(TO DO): Could you reproduce, without changing anything, the entire forum thread about a loose bottom bracket?

# loose bottom bracket



## 05kas05 (Mar 20, 2010)

my bottom bracket is loose i would like to take it apart and relube it and tighten it up but i wanted to know what tools are needeed.i would like to buy the park tools so if you know what part# i need per tool please let me know thanks


----------



## highdelll (Oct 3, 2008)

a crescent wrench, a hammer and some duct tape should do it


----------



## StageHand (Dec 31, 2003)

Depending on the bottom bracket, you probably won't be able to do this.

Most bikes manufactured in the last several years have sealed bearing bottom brackets that are not user serviceable, and are intended to be replaced rather than serviced. If you'd like to replace your bottom bracket, you'll need a bottom bracket tool appropriate for your bottom bracket, a crank puller, an 8mm allen wrench. If you have an external bottom bracket, you'll need to determine what wrenches you'll need to remove the cranks, and then get an external bottom bracket tool.

If you do have a user serviceable bottom bracket, what tools you need will depend on the specific bottom bracket you have.


----------



## One Pivot (Nov 20, 2009)

i dont know if theres any external cup bb's that you cant service. they say you cant, but its a cheap move to sell more bearings. someone here did a really nice write up with pictures on how to service them, im sure it'll turn up in a search.

in short, you remove the NDS crank arm, pull out the DS arm from the bottom bracket, tap out the seals, use a pick to remove the bearing oil seal.. clean/lube/reassemble!


----------



## perttime (Aug 26, 2005)

What bottom bracket is it? If you don't know, can you give us a pic?


----------



## alexrex20 (Dec 20, 2005)

my bet is they ride a square taper BB and the NDS cup has loosened on them.

if you can't tell us what kind of BB you have, can you post a picture?


----------



## 05kas05 (Mar 20, 2010)

(MATERIAL PROVIDED):

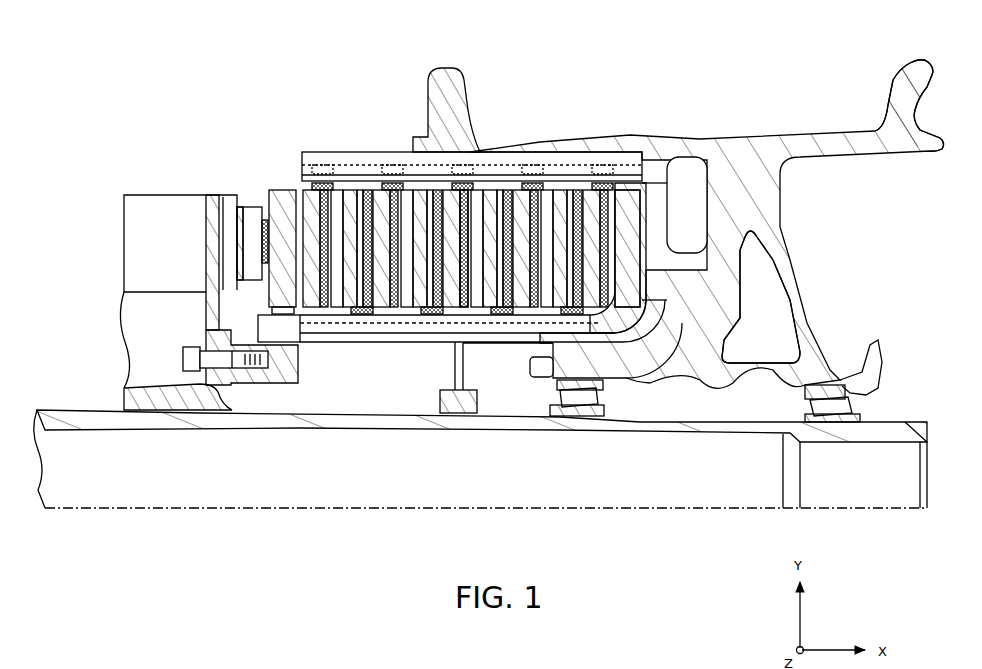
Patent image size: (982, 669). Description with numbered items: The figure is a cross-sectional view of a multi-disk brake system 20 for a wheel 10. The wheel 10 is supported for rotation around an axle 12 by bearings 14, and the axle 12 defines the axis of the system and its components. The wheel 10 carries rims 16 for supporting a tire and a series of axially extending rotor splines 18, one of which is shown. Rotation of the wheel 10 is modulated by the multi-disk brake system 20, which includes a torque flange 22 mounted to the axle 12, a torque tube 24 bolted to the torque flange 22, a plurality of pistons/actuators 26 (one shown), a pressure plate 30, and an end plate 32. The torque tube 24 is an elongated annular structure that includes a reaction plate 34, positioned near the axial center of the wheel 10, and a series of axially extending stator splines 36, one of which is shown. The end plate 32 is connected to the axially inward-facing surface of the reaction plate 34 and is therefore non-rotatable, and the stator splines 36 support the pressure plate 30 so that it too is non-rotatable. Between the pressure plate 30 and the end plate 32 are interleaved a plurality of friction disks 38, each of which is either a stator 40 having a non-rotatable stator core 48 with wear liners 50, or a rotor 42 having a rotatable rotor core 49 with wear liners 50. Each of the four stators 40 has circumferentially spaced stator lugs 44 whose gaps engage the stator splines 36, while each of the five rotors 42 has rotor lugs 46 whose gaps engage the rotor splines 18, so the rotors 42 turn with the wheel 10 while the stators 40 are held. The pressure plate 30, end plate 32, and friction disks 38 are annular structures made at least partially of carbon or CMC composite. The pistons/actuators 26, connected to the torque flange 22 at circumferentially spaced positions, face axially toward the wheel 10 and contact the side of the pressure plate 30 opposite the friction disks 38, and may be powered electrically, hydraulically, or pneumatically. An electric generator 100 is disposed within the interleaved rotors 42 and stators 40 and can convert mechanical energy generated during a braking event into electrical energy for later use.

(ANSWER TO THIS TASK):
# loose bottom bracket



## 05kas05 (Mar 20, 2010)

my bottom bracket is loose i would like to take it apart and relube it and tighten it up but i wanted to know what tools are needeed.i would like to buy the park tools so if you know what part# i need per tool please let me know thanks


----------



## highdelll (Oct 3, 2008)

a crescent wrench, a hammer and some duct tape should do it


----------



## StageHand (Dec 31, 2003)

Depending on the bottom bracket, you probably won't be able to do this.

Most bikes manufactured in the last several years have sealed bearing bottom brackets that are not user serviceable, and are intended to be replaced rather than serviced. If you'd like to replace your bottom bracket, you'll need a bottom bracket tool appropriate for your bottom bracket, a crank puller, an 8mm allen wrench. If you have an external bottom bracket, you'll need to determine what wrenches you'll need to remove the cranks, and then get an external bottom bracket tool.

If you do have a user serviceable bottom bracket, what tools you need will depend on the specific bottom bracket you have.


----------



## One Pivot (Nov 20, 2009)

i dont know if theres any external cup bb's that you cant service. they say you cant, but its a cheap move to sell more bearings. someone here did a really nice write up with pictures on how to service them, im sure it'll turn up in a search.

in short, you remove the NDS crank arm, pull out the DS arm from the bottom bracket, tap out the seals, use a pick to remove the bearing oil seal.. clean/lube/reassemble!


----------



## perttime (Aug 26, 2005)

What bottom bracket is it? If you don't know, can you give us a pic?


----------



## alexrex20 (Dec 20, 2005)

my bet is they ride a square taper BB and the NDS cup has loosened on them.

if you can't tell us what kind of BB you have, can you post a picture?


----------



## 05kas05 (Mar 20, 2010)